• STATED GOAL: Each record must be retyped in full. No character may differ.

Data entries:

____

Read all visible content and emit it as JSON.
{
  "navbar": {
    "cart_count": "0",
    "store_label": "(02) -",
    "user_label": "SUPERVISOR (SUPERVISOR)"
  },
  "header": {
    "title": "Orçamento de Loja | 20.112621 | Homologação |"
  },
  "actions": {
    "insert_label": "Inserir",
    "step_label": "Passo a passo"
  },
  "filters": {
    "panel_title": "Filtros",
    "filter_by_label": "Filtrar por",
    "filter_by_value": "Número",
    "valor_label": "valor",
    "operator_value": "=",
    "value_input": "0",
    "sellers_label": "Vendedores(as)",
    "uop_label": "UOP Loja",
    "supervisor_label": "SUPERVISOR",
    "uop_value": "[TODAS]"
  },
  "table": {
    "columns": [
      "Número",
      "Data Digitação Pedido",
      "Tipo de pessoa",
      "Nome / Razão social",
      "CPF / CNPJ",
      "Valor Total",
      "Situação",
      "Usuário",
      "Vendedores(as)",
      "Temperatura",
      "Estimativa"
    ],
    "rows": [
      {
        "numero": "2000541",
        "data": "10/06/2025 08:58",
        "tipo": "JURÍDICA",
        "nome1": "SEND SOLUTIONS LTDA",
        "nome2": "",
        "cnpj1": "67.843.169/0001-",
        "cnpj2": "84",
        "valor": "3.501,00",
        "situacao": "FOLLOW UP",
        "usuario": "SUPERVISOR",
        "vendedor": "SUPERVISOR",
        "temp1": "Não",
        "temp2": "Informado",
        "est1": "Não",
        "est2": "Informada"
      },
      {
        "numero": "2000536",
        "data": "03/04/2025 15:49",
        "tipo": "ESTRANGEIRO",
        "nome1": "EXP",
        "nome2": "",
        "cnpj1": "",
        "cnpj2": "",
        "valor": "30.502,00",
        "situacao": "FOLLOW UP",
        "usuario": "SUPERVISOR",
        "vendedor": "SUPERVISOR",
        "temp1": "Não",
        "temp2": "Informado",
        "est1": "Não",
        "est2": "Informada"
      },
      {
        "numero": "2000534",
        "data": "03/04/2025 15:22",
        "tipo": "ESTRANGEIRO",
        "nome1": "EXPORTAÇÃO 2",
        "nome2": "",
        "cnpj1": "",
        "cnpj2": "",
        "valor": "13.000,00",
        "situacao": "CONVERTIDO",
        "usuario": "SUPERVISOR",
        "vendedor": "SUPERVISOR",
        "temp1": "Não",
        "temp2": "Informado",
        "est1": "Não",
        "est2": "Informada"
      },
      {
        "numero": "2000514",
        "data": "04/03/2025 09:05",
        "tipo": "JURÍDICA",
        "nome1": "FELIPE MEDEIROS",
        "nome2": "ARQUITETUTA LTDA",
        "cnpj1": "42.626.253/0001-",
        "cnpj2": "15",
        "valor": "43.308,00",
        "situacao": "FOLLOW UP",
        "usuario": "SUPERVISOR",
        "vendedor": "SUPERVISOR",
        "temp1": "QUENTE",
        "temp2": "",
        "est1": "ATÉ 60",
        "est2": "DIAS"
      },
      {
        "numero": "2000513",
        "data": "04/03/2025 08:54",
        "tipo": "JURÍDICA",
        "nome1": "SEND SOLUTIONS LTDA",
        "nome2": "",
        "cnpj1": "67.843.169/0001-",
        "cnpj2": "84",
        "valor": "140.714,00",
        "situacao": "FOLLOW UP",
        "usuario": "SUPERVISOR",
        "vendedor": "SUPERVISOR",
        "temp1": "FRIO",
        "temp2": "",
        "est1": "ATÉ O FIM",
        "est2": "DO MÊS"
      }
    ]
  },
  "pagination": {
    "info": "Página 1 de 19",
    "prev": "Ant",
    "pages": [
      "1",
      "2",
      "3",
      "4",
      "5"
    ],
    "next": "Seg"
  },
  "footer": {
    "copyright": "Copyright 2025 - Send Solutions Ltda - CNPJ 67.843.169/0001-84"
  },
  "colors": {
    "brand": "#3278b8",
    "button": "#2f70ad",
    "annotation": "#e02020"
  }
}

____

• OUTPUT:
Read all visible content and emit it as JSON.
{
  "navbar": {
    "cart_count": "0",
    "store_label": "(02) -",
    "user_label": "SUPERVISOR (SUPERVISOR)"
  },
  "header": {
    "title": "Orçamento de Loja | 20.112621 | Homologação |"
  },
  "actions": {
    "insert_label": "Inserir",
    "step_label": "Passo a passo"
  },
  "filters": {
    "panel_title": "Filtros",
    "filter_by_label": "Filtrar por",
    "filter_by_value": "Número",
    "valor_label": "valor",
    "operator_value": "=",
    "value_input": "0",
    "sellers_label": "Vendedores(as)",
    "uop_label": "UOP Loja",
    "supervisor_label": "SUPERVISOR",
    "uop_value": "[TODAS]"
  },
  "table": {
    "columns": [
      "Número",
      "Data Digitação Pedido",
      "Tipo de pessoa",
      "Nome / Razão social",
      "CPF / CNPJ",
      "Valor Total",
      "Situação",
      "Usuário",
      "Vendedores(as)",
      "Temperatura",
      "Estimativa"
    ],
    "rows": [
      {
        "numero": "2000541",
        "data": "10/06/2025 08:58",
        "tipo": "JURÍDICA",
        "nome1": "SEND SOLUTIONS LTDA",
        "nome2": "",
        "cnpj1": "67.843.169/0001-",
        "cnpj2": "84",
        "valor": "3.501,00",
        "situacao": "FOLLOW UP",
        "usuario": "SUPERVISOR",
        "vendedor": "SUPERVISOR",
        "temp1": "Não",
        "temp2": "Informado",
        "est1": "Não",
        "est2": "Informada"
      },
      {
        "numero": "2000536",
        "data": "03/04/2025 15:49",
        "tipo": "ESTRANGEIRO",
        "nome1": "EXP",
        "nome2": "",
        "cnpj1": "",
        "cnpj2": "",
        "valor": "30.502,00",
        "situacao": "FOLLOW UP",
        "usuario": "SUPERVISOR",
        "vendedor": "SUPERVISOR",
        "temp1": "Não",
        "temp2": "Informado",
        "est1": "Não",
        "est2": "Informada"
      },
      {
        "numero": "2000534",
        "data": "03/04/2025 15:22",
        "tipo": "ESTRANGEIRO",
        "nome1": "EXPORTAÇÃO 2",
        "nome2": "",
        "cnpj1": "",
        "cnpj2": "",
        "valor": "13.000,00",
        "situacao": "CONVERTIDO",
        "usuario": "SUPERVISOR",
        "vendedor": "SUPERVISOR",
        "temp1": "Não",
        "temp2": "Informado",
        "est1": "Não",
        "est2": "Informada"
      },
      {
        "numero": "2000514",
        "data": "04/03/2025 09:05",
        "tipo": "JURÍDICA",
        "nome1": "FELIPE MEDEIROS",
        "nome2": "ARQUITETUTA LTDA",
        "cnpj1": "42.626.253/0001-",
        "cnpj2": "15",
        "valor": "43.308,00",
        "situacao": "FOLLOW UP",
        "usuario": "SUPERVISOR",
        "vendedor": "SUPERVISOR",
        "temp1": "QUENTE",
        "temp2": "",
        "est1": "ATÉ 60",
        "est2": "DIAS"
      },
      {
        "numero": "2000513",
        "data": "04/03/2025 08:54",
        "tipo": "JURÍDICA",
        "nome1": "SEND SOLUTIONS LTDA",
        "nome2": "",
        "cnpj1": "67.843.169/0001-",
        "cnpj2": "84",
        "valor": "140.714,00",
        "situacao": "FOLLOW UP",
        "usuario": "SUPERVISOR",
        "vendedor": "SUPERVISOR",
        "temp1": "FRIO",
        "temp2": "",
        "est1": "ATÉ O FIM",
        "est2": "DO MÊS"
      }
    ]
  },
  "pagination": {
    "info": "Página 1 de 19",
    "prev": "Ant",
    "pages": [
      "1",
      "2",
      "3",
      "4",
      "5"
    ],
    "next": "Seg"
  },
  "footer": {
    "copyright": "Copyright 2025 - Send Solutions Ltda - CNPJ 67.843.169/0001-84"
  },
  "colors": {
    "brand": "#3278b8",
    "button": "#2f70ad",
    "annotation": "#e02020"
  }
}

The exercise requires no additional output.